[A run of records]
########

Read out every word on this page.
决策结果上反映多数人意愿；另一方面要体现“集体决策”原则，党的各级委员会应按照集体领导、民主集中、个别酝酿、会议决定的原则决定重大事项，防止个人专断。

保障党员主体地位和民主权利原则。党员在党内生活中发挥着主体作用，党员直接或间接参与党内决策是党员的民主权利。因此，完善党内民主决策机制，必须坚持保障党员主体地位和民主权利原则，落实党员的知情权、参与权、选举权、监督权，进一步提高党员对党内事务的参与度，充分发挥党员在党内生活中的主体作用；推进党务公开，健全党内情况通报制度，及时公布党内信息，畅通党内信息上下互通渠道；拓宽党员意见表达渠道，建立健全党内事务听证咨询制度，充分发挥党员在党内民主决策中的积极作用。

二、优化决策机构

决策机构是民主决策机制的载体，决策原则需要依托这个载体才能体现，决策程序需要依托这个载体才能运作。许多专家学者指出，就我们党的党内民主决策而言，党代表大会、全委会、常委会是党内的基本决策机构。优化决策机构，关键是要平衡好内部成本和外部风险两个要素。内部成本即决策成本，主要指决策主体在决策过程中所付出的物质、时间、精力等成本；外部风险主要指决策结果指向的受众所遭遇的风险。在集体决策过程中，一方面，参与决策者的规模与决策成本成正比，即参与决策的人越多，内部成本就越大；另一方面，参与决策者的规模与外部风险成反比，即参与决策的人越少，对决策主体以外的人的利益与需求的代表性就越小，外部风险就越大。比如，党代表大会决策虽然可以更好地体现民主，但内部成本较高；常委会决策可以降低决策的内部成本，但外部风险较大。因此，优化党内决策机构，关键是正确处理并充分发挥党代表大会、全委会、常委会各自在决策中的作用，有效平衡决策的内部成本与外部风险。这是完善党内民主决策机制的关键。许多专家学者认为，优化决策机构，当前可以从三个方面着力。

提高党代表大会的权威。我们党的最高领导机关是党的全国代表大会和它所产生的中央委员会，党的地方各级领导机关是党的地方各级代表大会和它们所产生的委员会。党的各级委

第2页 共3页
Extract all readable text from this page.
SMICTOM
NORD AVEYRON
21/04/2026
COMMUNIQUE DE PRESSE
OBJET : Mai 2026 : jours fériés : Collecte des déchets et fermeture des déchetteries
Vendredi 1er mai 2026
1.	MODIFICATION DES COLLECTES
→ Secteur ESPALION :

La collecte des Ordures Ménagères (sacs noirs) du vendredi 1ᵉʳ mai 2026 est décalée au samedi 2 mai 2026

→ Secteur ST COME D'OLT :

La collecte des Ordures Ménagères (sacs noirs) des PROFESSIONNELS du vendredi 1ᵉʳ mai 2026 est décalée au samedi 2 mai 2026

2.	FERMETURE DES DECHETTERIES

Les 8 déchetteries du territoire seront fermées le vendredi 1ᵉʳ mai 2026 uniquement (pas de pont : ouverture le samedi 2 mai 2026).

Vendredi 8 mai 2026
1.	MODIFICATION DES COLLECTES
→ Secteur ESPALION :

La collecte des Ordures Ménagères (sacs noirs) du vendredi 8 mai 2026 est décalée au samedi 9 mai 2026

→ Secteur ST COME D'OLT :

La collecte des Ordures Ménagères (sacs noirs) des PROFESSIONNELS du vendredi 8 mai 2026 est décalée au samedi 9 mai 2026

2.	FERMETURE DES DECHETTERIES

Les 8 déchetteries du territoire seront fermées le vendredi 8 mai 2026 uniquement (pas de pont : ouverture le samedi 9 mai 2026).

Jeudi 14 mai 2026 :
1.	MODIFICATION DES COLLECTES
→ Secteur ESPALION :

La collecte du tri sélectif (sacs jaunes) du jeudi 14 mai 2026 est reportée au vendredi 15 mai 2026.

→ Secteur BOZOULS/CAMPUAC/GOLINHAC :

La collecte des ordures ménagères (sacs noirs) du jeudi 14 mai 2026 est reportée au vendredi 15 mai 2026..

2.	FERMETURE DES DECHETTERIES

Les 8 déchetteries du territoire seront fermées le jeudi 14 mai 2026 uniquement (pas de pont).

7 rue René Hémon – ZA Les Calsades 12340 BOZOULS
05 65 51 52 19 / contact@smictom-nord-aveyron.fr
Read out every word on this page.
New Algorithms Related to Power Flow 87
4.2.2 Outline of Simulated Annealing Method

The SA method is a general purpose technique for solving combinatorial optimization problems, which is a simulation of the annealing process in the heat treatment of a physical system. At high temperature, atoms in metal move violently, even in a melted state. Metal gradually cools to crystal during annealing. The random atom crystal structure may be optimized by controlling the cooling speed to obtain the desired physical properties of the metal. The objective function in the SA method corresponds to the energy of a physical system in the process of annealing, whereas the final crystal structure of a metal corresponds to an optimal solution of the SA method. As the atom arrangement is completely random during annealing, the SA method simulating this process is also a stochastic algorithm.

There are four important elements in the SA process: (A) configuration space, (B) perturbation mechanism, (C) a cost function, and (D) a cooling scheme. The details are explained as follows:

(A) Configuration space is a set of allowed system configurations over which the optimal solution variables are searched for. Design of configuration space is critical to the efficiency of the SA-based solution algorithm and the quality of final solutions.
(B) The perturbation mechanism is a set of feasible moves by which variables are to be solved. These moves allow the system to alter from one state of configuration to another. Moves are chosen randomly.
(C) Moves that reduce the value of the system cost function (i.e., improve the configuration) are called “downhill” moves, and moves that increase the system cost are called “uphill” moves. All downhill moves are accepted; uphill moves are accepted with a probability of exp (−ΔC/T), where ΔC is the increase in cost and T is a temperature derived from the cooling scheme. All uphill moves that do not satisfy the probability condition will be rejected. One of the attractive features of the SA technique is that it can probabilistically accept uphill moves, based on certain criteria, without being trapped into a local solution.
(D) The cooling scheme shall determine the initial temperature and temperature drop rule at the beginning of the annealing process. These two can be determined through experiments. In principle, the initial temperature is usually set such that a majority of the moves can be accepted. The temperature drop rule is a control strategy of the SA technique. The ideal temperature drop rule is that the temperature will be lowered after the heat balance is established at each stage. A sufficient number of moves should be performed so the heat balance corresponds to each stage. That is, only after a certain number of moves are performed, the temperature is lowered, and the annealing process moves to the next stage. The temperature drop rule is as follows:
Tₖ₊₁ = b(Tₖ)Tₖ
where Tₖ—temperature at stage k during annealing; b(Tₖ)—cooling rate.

########

YOUR OBJECTIVE:
Gather from the records above every line containing the string "accepted".

SOLUTION FOR THIS TASK:
(C) Moves that reduce the value of the system cost function (i.e., improve the configuration) are called “downhill” moves, and moves that increase the system cost are called “uphill” moves. All downhill moves are accepted; uphill moves are accepted with a probability of exp (−ΔC/T), where ΔC is the increase in cost and T is a temperature derived from the cooling scheme. All uphill moves that do not satisfy the probability condition will be rejected. One of the attractive features of the SA technique is that it can probabilistically accept uphill moves, based on certain criteria, without being trapped into a local solution.
(D) The cooling scheme shall determine the initial temperature and temperature drop rule at the beginning of the annealing process. These two can be determined through experiments. In principle, the initial temperature is usually set such that a majority of the moves can be accepted. The temperature drop rule is a control strategy of the SA technique. The ideal temperature drop rule is that the temperature will be lowered after the heat balance is established at each stage. A sufficient number of moves should be performed so the heat balance corresponds to each stage. That is, only after a certain number of moves are performed, the temperature is lowered, and the annealing process moves to the next stage. The temperature drop rule is as follows:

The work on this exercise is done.